__Dataset rows about figures__.
╔══
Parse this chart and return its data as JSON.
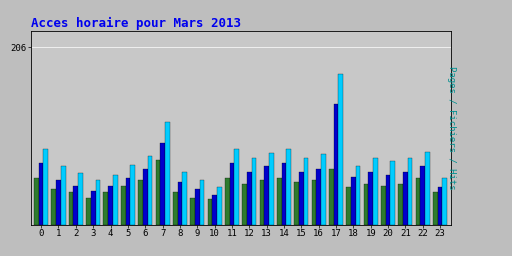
{
  "title": "Acces horaire pour Mars 2013",
  "ylabel": "Pages / Fichiers / Hits",
  "hours": [
    0,
    1,
    2,
    3,
    4,
    5,
    6,
    7,
    8,
    9,
    10,
    11,
    12,
    13,
    14,
    15,
    16,
    17,
    18,
    19,
    20,
    21,
    22,
    23
  ],
  "pages": [
    55,
    42,
    38,
    32,
    38,
    45,
    52,
    75,
    38,
    32,
    30,
    55,
    48,
    52,
    55,
    50,
    52,
    65,
    44,
    48,
    46,
    48,
    55,
    38
  ],
  "fichiers": [
    72,
    52,
    46,
    40,
    45,
    55,
    65,
    95,
    50,
    42,
    35,
    72,
    62,
    68,
    72,
    62,
    65,
    140,
    56,
    62,
    58,
    62,
    68,
    44
  ],
  "hits": [
    88,
    68,
    60,
    52,
    58,
    70,
    80,
    120,
    62,
    52,
    44,
    88,
    78,
    84,
    88,
    78,
    82,
    175,
    68,
    78,
    74,
    78,
    85,
    55
  ],
  "color_pages": "#2E7B2E",
  "color_fichiers": "#0000CC",
  "color_hits": "#00CCFF",
  "background_color": "#BEBEBE",
  "plot_bg_color": "#C8C8C8",
  "title_color": "#0000EE",
  "ylabel_color": "#009090",
  "ytick_value": 206,
  "ylim_max": 225,
  "bar_width": 0.27,
  "title_fontsize": 9,
  "ylabel_fontsize": 6.5,
  "tick_fontsize": 6.5
}
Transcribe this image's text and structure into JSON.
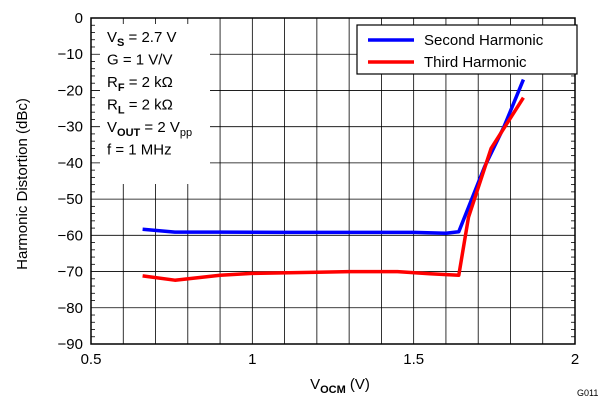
{
  "chart_data": {
    "type": "line",
    "xlabel": {
      "main": "V",
      "sub": "OCM",
      "unit": " (V)"
    },
    "ylabel": "Harmonic Distortion (dBc)",
    "xlim": [
      0.5,
      2
    ],
    "ylim": [
      -90,
      0
    ],
    "x_ticks": [
      0.5,
      1,
      1.5,
      2
    ],
    "x_tick_labels": [
      "0.5",
      "1",
      "1.5",
      "2"
    ],
    "y_ticks": [
      0,
      -10,
      -20,
      -30,
      -40,
      -50,
      -60,
      -70,
      -80,
      -90
    ],
    "y_tick_labels": [
      "0",
      "−10",
      "−20",
      "−30",
      "−40",
      "−50",
      "−60",
      "−70",
      "−80",
      "−90"
    ],
    "x_minor_step": 0.1,
    "grid": true,
    "legend_position": "top-right",
    "series": [
      {
        "name": "Second Harmonic",
        "color": "#0000ff",
        "x": [
          0.66,
          0.76,
          0.9,
          1.1,
          1.3,
          1.5,
          1.6,
          1.64,
          1.72,
          1.78,
          1.84
        ],
        "y": [
          -58.3,
          -59.1,
          -59.1,
          -59.2,
          -59.2,
          -59.2,
          -59.4,
          -59.0,
          -41,
          -30,
          -17
        ]
      },
      {
        "name": "Third Harmonic",
        "color": "#ff0000",
        "x": [
          0.66,
          0.76,
          0.9,
          1.0,
          1.2,
          1.3,
          1.45,
          1.55,
          1.64,
          1.67,
          1.74,
          1.84
        ],
        "y": [
          -71.2,
          -72.4,
          -71.0,
          -70.5,
          -70.2,
          -70.0,
          -70.0,
          -70.6,
          -71.0,
          -55,
          -36,
          -22
        ]
      }
    ],
    "conditions": [
      {
        "main": "V",
        "sub": "S",
        "rest": " = 2.7 V",
        "subtype": "bold"
      },
      {
        "main": "G = 1 V/V",
        "sub": "",
        "rest": "",
        "subtype": "none"
      },
      {
        "main": "R",
        "sub": "F",
        "rest": " = 2 kΩ",
        "subtype": "bold"
      },
      {
        "main": "R",
        "sub": "L",
        "rest": " = 2 kΩ",
        "subtype": "bold"
      },
      {
        "main": "V",
        "sub": "OUT",
        "rest": " = 2 V",
        "subtype": "bold",
        "sub2": "pp"
      },
      {
        "main": "f = 1 MHz",
        "sub": "",
        "rest": "",
        "subtype": "none"
      }
    ],
    "figure_code": "G011"
  }
}
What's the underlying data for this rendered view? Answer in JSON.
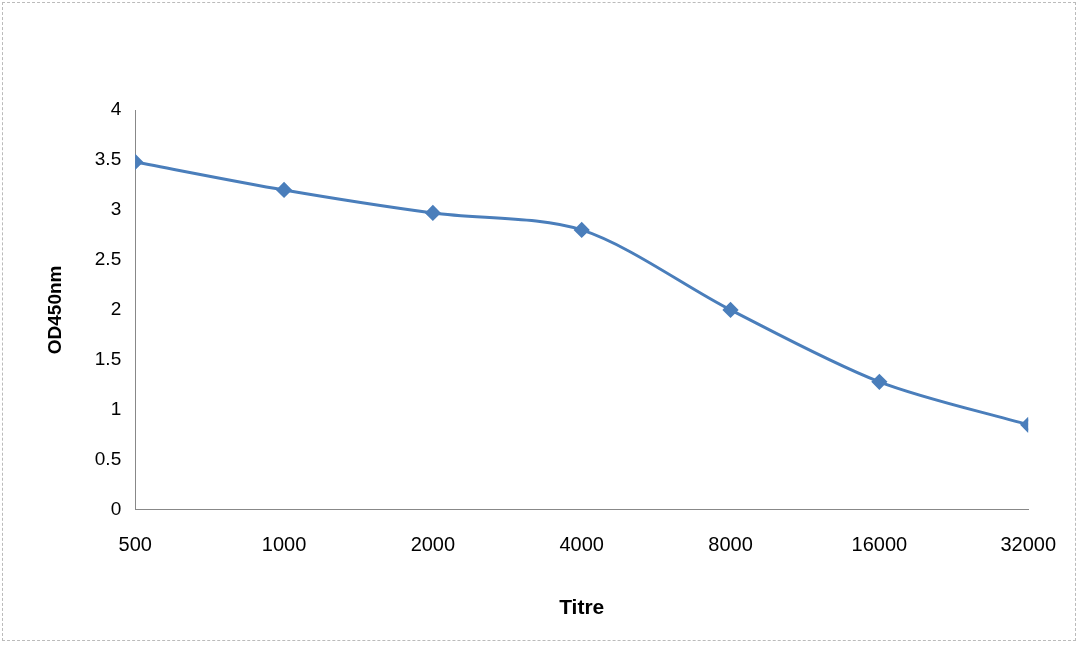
╚══
__The task__. Looking at the entries above, how many lines contain the word "this"? Answer with the number alone.

__Response to the exercise__. 3